— BEGIN Data for processing —
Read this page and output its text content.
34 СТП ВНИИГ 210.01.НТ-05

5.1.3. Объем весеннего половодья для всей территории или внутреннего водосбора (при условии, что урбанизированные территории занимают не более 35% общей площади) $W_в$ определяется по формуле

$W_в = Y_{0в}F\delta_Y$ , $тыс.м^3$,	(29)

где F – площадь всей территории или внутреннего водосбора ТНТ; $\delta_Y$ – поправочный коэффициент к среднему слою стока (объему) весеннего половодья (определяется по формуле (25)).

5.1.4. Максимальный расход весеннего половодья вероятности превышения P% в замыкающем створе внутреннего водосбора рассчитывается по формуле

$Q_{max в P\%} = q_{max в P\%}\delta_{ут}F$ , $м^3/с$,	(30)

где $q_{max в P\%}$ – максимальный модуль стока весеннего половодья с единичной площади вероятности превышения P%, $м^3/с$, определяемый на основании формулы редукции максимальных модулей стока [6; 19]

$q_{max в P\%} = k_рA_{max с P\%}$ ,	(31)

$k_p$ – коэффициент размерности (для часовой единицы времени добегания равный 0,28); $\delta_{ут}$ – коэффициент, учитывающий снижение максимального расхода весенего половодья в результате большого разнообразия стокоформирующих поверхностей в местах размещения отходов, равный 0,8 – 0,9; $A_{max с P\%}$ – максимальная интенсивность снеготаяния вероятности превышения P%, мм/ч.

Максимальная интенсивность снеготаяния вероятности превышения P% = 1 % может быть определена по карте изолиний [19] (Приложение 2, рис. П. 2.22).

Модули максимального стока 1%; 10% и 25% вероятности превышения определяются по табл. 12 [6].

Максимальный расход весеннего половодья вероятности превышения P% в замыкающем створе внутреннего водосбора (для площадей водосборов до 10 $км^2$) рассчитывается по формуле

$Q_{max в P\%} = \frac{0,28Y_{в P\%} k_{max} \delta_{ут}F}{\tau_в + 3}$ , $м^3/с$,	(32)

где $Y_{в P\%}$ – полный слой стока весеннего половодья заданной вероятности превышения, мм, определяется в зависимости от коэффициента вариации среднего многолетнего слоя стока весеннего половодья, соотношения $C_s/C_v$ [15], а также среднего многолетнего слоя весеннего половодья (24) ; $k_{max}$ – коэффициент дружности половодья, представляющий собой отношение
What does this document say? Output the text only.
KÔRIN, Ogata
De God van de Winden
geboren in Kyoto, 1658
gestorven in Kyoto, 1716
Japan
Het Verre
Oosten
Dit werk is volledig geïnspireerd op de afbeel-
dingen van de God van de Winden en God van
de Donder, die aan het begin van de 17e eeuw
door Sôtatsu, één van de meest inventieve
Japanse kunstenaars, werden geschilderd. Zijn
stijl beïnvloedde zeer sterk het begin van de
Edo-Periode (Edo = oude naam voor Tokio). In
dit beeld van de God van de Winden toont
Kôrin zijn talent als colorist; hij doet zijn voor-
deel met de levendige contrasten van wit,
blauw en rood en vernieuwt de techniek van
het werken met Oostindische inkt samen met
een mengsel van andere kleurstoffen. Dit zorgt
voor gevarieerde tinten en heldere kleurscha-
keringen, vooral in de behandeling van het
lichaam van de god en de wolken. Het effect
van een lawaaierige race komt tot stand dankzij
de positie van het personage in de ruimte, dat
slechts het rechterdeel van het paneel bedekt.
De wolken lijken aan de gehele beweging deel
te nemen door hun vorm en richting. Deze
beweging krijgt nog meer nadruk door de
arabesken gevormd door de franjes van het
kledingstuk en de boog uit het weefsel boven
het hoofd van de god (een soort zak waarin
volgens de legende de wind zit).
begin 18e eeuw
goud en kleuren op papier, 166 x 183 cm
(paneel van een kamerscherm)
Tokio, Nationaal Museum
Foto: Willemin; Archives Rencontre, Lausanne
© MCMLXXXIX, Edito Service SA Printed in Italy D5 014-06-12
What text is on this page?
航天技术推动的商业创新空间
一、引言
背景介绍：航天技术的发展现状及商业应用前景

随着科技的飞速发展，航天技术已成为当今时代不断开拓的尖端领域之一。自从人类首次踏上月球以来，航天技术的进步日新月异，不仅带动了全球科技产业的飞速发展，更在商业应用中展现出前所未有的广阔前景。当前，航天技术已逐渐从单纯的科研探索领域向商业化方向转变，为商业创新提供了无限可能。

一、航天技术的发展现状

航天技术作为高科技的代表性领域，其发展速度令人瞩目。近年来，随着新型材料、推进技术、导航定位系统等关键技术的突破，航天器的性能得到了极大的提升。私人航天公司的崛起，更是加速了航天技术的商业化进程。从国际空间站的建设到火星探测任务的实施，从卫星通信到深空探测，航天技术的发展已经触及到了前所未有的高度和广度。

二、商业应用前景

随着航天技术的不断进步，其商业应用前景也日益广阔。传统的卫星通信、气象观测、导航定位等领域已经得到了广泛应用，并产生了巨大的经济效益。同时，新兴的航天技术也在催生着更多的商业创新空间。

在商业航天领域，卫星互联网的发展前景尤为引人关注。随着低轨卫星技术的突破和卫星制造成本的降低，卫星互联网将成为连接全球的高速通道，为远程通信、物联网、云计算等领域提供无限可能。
— END Data for processing —
— Written problem —
Print all of the entries exactly as they appear.

— Problem solution —
Read this page and output its text content.
34 СТП ВНИИГ 210.01.НТ-05

5.1.3. Объем весеннего половодья для всей территории или внутреннего водосбора (при условии, что урбанизированные территории занимают не более 35% общей площади) $W_в$ определяется по формуле

$W_в = Y_{0в}F\delta_Y$ , $тыс.м^3$,	(29)

где F – площадь всей территории или внутреннего водосбора ТНТ; $\delta_Y$ – поправочный коэффициент к среднему слою стока (объему) весеннего половодья (определяется по формуле (25)).

5.1.4. Максимальный расход весеннего половодья вероятности превышения P% в замыкающем створе внутреннего водосбора рассчитывается по формуле

$Q_{max в P\%} = q_{max в P\%}\delta_{ут}F$ , $м^3/с$,	(30)

где $q_{max в P\%}$ – максимальный модуль стока весеннего половодья с единичной площади вероятности превышения P%, $м^3/с$, определяемый на основании формулы редукции максимальных модулей стока [6; 19]

$q_{max в P\%} = k_рA_{max с P\%}$ ,	(31)

$k_p$ – коэффициент размерности (для часовой единицы времени добегания равный 0,28); $\delta_{ут}$ – коэффициент, учитывающий снижение максимального расхода весенего половодья в результате большого разнообразия стокоформирующих поверхностей в местах размещения отходов, равный 0,8 – 0,9; $A_{max с P\%}$ – максимальная интенсивность снеготаяния вероятности превышения P%, мм/ч.

Максимальная интенсивность снеготаяния вероятности превышения P% = 1 % может быть определена по карте изолиний [19] (Приложение 2, рис. П. 2.22).

Модули максимального стока 1%; 10% и 25% вероятности превышения определяются по табл. 12 [6].

Максимальный расход весеннего половодья вероятности превышения P% в замыкающем створе внутреннего водосбора (для площадей водосборов до 10 $км^2$) рассчитывается по формуле

$Q_{max в P\%} = \frac{0,28Y_{в P\%} k_{max} \delta_{ут}F}{\tau_в + 3}$ , $м^3/с$,	(32)

где $Y_{в P\%}$ – полный слой стока весеннего половодья заданной вероятности превышения, мм, определяется в зависимости от коэффициента вариации среднего многолетнего слоя стока весеннего половодья, соотношения $C_s/C_v$ [15], а также среднего многолетнего слоя весеннего половодья (24) ; $k_{max}$ – коэффициент дружности половодья, представляющий собой отношение
What does this document say? Output the text only.
KÔRIN, Ogata
De God van de Winden
geboren in Kyoto, 1658
gestorven in Kyoto, 1716
Japan
Het Verre
Oosten
Dit werk is volledig geïnspireerd op de afbeel-
dingen van de God van de Winden en God van
de Donder, die aan het begin van de 17e eeuw
door Sôtatsu, één van de meest inventieve
Japanse kunstenaars, werden geschilderd. Zijn
stijl beïnvloedde zeer sterk het begin van de
Edo-Periode (Edo = oude naam voor Tokio). In
dit beeld van de God van de Winden toont
Kôrin zijn talent als colorist; hij doet zijn voor-
deel met de levendige contrasten van wit,
blauw en rood en vernieuwt de techniek van
het werken met Oostindische inkt samen met
een mengsel van andere kleurstoffen. Dit zorgt
voor gevarieerde tinten en heldere kleurscha-
keringen, vooral in de behandeling van het
lichaam van de god en de wolken. Het effect
van een lawaaierige race komt tot stand dankzij
de positie van het personage in de ruimte, dat
slechts het rechterdeel van het paneel bedekt.
De wolken lijken aan de gehele beweging deel
te nemen door hun vorm en richting. Deze
beweging krijgt nog meer nadruk door de
arabesken gevormd door de franjes van het
kledingstuk en de boog uit het weefsel boven
het hoofd van de god (een soort zak waarin
volgens de legende de wind zit).
begin 18e eeuw
goud en kleuren op papier, 166 x 183 cm
(paneel van een kamerscherm)
Tokio, Nationaal Museum
Foto: Willemin; Archives Rencontre, Lausanne
© MCMLXXXIX, Edito Service SA Printed in Italy D5 014-06-12
What text is on this page?
航天技术推动的商业创新空间
一、引言
背景介绍：航天技术的发展现状及商业应用前景

随着科技的飞速发展，航天技术已成为当今时代不断开拓的尖端领域之一。自从人类首次踏上月球以来，航天技术的进步日新月异，不仅带动了全球科技产业的飞速发展，更在商业应用中展现出前所未有的广阔前景。当前，航天技术已逐渐从单纯的科研探索领域向商业化方向转变，为商业创新提供了无限可能。

一、航天技术的发展现状

航天技术作为高科技的代表性领域，其发展速度令人瞩目。近年来，随着新型材料、推进技术、导航定位系统等关键技术的突破，航天器的性能得到了极大的提升。私人航天公司的崛起，更是加速了航天技术的商业化进程。从国际空间站的建设到火星探测任务的实施，从卫星通信到深空探测，航天技术的发展已经触及到了前所未有的高度和广度。

二、商业应用前景

随着航天技术的不断进步，其商业应用前景也日益广阔。传统的卫星通信、气象观测、导航定位等领域已经得到了广泛应用，并产生了巨大的经济效益。同时，新兴的航天技术也在催生着更多的商业创新空间。

在商业航天领域，卫星互联网的发展前景尤为引人关注。随着低轨卫星技术的突破和卫星制造成本的降低，卫星互联网将成为连接全球的高速通道，为远程通信、物联网、云计算等领域提供无限可能。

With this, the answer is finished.